▼

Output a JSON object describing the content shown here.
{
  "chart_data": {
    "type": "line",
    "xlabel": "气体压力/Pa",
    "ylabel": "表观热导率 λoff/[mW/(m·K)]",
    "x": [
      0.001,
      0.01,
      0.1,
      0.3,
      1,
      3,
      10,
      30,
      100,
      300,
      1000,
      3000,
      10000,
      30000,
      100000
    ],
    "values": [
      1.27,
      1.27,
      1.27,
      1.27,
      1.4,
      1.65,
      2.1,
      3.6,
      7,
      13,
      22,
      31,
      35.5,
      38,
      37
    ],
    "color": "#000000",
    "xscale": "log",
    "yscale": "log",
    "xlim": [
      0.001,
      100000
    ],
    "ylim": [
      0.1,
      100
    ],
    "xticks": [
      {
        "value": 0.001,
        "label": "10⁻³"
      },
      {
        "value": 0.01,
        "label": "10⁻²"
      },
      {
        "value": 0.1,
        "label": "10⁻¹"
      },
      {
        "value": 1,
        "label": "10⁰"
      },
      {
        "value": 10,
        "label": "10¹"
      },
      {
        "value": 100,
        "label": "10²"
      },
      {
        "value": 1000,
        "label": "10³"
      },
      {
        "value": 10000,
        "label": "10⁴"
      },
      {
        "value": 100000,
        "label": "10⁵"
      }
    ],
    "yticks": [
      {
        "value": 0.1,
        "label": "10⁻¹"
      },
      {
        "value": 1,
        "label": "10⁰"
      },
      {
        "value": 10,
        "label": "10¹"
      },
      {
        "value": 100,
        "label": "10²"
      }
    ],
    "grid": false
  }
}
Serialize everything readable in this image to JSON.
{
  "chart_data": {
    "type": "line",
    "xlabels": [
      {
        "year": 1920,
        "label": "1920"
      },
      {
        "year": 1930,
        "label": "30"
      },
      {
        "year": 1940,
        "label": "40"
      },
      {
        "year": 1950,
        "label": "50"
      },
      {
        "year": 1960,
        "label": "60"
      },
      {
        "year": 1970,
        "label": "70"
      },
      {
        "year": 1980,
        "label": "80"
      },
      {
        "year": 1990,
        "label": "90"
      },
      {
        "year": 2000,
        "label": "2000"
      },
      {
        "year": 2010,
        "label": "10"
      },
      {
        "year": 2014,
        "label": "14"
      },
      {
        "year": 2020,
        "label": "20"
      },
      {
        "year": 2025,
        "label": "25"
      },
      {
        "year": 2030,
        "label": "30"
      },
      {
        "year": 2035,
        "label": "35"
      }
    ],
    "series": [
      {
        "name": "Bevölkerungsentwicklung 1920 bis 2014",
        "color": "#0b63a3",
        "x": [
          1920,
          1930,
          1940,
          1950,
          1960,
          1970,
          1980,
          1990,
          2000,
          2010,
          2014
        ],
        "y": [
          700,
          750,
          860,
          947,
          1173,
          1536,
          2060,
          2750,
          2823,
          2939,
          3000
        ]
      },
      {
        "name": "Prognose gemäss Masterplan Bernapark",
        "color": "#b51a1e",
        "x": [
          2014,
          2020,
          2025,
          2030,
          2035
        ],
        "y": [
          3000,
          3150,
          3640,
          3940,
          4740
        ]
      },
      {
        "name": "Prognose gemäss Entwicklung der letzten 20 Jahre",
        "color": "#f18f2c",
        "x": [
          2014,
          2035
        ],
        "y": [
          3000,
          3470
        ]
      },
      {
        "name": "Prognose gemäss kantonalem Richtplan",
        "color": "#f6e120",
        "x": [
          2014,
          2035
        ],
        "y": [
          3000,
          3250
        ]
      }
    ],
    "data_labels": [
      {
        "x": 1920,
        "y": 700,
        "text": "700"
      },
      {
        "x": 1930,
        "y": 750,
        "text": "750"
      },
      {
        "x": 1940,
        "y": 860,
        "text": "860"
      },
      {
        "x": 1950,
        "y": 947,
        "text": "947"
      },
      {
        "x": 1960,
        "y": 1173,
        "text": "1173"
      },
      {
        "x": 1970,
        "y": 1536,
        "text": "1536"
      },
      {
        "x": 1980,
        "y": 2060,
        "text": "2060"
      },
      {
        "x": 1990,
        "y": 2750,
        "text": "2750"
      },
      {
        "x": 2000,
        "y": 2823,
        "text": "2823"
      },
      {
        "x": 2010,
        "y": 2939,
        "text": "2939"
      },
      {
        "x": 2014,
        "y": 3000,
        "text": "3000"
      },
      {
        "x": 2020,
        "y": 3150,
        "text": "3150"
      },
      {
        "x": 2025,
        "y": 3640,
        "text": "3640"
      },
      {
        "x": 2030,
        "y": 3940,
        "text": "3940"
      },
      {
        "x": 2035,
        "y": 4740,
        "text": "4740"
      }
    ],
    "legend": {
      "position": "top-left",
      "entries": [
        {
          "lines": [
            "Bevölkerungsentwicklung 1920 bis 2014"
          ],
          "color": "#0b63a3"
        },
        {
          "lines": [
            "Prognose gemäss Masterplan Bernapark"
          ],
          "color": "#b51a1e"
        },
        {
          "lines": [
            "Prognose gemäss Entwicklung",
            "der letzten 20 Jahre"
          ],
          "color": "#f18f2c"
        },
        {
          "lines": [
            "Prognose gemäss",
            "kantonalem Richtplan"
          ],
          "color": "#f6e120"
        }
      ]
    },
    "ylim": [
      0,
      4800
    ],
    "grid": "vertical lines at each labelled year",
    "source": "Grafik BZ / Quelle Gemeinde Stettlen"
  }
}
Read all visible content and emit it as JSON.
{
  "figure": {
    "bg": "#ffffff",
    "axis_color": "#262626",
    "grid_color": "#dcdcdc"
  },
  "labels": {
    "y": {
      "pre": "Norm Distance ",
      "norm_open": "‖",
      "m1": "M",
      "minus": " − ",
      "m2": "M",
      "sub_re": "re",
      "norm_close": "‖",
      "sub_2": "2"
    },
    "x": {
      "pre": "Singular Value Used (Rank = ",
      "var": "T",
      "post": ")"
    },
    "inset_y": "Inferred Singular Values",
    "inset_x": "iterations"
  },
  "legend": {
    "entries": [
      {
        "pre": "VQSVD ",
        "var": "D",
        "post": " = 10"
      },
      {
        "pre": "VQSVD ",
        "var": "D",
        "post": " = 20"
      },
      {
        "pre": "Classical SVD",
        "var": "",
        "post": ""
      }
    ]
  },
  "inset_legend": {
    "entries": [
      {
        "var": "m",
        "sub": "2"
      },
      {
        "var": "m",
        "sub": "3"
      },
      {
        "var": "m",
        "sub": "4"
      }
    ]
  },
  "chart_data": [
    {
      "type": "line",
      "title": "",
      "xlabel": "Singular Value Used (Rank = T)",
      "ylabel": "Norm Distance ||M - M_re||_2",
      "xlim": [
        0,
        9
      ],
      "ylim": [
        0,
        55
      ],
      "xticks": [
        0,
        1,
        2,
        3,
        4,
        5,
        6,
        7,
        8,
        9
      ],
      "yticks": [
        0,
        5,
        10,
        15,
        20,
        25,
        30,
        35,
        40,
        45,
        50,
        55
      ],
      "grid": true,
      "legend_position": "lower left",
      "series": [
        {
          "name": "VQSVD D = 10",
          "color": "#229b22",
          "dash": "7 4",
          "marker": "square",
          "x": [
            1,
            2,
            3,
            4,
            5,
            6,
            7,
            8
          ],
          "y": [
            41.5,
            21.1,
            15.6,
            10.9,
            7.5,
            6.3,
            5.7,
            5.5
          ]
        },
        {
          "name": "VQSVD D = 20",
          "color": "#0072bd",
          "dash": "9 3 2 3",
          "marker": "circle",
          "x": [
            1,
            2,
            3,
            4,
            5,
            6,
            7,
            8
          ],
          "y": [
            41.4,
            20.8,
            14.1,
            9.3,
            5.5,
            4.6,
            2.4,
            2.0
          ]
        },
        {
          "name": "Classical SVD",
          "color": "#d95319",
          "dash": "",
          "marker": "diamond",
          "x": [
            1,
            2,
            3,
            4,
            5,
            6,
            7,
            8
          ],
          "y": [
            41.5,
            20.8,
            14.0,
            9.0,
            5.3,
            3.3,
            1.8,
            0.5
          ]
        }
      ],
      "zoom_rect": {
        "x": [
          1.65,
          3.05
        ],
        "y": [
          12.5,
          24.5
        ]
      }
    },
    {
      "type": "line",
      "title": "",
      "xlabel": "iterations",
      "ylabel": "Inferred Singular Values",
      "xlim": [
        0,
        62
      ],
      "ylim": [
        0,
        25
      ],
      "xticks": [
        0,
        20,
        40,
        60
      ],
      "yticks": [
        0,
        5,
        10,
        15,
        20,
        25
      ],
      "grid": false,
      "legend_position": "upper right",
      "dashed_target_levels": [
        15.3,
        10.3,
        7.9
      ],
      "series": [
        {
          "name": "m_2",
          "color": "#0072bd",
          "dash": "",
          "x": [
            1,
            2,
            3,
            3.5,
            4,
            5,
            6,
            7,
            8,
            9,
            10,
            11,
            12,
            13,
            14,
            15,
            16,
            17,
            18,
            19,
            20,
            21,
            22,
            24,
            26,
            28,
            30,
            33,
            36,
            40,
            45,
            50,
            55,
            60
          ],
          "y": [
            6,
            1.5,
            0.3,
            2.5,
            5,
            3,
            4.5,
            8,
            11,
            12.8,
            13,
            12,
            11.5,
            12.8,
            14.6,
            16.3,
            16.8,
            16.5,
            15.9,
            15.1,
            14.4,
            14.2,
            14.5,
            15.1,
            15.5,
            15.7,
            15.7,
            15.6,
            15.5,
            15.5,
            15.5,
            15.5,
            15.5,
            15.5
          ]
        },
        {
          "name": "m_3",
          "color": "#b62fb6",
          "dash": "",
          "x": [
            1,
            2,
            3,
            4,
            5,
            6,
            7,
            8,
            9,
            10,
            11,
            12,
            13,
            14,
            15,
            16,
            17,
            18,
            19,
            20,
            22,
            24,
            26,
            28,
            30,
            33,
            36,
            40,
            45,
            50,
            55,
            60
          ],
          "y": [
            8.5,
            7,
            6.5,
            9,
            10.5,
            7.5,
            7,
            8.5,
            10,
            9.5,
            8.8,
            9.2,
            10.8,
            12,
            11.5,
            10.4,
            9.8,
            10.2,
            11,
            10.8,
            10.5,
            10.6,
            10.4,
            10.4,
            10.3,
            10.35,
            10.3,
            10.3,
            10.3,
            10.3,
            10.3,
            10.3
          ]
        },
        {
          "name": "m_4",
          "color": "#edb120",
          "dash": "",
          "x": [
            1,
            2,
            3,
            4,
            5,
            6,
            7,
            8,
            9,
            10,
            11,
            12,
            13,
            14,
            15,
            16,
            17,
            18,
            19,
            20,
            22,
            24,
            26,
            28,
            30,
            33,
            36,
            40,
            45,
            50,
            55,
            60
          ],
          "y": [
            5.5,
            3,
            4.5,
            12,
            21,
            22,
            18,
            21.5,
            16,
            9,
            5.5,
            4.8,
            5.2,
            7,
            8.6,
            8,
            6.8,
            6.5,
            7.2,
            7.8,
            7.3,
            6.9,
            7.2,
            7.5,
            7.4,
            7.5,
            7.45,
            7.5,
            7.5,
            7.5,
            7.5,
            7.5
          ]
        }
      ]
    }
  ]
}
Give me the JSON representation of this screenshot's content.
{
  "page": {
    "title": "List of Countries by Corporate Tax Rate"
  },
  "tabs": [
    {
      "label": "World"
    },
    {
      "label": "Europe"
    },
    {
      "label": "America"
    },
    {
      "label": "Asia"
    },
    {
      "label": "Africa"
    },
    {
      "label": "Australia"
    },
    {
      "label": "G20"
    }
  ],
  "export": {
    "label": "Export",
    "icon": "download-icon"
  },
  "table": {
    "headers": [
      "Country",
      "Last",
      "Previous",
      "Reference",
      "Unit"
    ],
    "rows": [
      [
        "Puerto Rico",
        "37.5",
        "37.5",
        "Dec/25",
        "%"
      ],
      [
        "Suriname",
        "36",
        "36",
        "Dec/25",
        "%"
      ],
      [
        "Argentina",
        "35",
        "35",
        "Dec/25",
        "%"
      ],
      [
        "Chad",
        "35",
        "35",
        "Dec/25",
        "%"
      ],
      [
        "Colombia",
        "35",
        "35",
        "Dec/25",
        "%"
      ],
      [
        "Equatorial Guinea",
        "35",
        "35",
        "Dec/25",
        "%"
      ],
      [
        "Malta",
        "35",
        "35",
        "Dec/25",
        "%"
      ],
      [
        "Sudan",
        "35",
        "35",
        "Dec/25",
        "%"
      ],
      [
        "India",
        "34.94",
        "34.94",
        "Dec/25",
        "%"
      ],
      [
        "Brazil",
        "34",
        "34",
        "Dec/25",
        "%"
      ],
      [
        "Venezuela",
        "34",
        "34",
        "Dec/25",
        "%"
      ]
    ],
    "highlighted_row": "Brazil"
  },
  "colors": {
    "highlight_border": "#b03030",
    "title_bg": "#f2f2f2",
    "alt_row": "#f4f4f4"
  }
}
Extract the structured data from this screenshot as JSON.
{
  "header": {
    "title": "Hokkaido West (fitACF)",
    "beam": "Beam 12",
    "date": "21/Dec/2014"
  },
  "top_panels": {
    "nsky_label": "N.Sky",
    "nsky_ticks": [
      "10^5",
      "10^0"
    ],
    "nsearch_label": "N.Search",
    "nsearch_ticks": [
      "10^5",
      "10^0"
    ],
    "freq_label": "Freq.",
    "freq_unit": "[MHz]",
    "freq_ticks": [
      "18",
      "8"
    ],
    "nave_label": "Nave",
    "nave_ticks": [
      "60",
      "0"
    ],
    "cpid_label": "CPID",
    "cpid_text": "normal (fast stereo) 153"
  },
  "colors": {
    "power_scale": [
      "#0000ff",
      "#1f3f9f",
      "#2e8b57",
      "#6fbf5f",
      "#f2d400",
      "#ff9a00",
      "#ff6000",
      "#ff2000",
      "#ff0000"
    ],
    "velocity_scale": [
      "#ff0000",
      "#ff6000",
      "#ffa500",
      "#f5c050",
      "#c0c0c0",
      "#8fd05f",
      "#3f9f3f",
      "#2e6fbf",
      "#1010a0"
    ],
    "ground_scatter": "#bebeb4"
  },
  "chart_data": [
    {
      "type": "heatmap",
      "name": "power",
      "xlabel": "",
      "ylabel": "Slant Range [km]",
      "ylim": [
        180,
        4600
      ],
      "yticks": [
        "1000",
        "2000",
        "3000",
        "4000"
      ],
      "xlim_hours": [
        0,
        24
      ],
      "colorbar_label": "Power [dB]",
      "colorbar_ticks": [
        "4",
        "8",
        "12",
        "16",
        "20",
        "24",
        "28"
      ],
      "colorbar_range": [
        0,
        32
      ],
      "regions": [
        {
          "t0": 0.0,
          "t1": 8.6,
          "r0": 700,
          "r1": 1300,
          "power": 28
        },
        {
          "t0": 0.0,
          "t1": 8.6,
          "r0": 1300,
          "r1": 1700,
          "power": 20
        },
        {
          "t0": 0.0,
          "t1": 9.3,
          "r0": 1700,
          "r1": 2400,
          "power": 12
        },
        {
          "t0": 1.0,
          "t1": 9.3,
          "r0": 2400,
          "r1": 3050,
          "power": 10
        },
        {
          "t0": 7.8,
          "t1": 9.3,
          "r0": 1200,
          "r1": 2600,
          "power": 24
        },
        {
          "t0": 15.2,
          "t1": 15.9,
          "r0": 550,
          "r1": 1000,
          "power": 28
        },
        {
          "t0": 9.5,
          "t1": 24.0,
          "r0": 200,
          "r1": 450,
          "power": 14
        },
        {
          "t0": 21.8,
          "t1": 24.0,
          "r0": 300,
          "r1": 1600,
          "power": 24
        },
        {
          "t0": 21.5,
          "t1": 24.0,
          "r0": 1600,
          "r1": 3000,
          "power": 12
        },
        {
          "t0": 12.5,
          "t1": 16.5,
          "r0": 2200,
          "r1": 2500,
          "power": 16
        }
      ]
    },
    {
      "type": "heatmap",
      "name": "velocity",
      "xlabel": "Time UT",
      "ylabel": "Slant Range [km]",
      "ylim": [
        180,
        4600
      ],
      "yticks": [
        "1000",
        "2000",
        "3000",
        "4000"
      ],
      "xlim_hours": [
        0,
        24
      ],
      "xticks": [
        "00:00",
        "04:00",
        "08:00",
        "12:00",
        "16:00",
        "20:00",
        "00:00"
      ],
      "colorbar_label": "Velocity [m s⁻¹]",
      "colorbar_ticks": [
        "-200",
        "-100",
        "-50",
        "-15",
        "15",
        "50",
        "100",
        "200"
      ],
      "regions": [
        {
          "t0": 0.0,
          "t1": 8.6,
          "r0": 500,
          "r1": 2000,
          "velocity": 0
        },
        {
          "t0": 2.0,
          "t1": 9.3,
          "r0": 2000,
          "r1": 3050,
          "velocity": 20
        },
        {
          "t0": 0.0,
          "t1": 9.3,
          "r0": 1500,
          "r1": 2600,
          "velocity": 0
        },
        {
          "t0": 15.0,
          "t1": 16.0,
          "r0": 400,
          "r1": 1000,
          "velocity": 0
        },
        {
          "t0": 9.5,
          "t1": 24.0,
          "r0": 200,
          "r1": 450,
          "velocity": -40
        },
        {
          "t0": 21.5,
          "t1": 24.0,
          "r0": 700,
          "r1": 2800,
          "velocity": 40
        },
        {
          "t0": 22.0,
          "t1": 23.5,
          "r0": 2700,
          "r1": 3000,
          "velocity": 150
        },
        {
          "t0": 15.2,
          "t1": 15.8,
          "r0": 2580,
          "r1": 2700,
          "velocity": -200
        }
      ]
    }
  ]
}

▲

**Given request**. In the material above, find each line that contains the word "Used", and select it.

**Response to the task**.
      "pre": "Singular Value Used (Rank = ",
      "xlabel": "Singular Value Used (Rank = T)",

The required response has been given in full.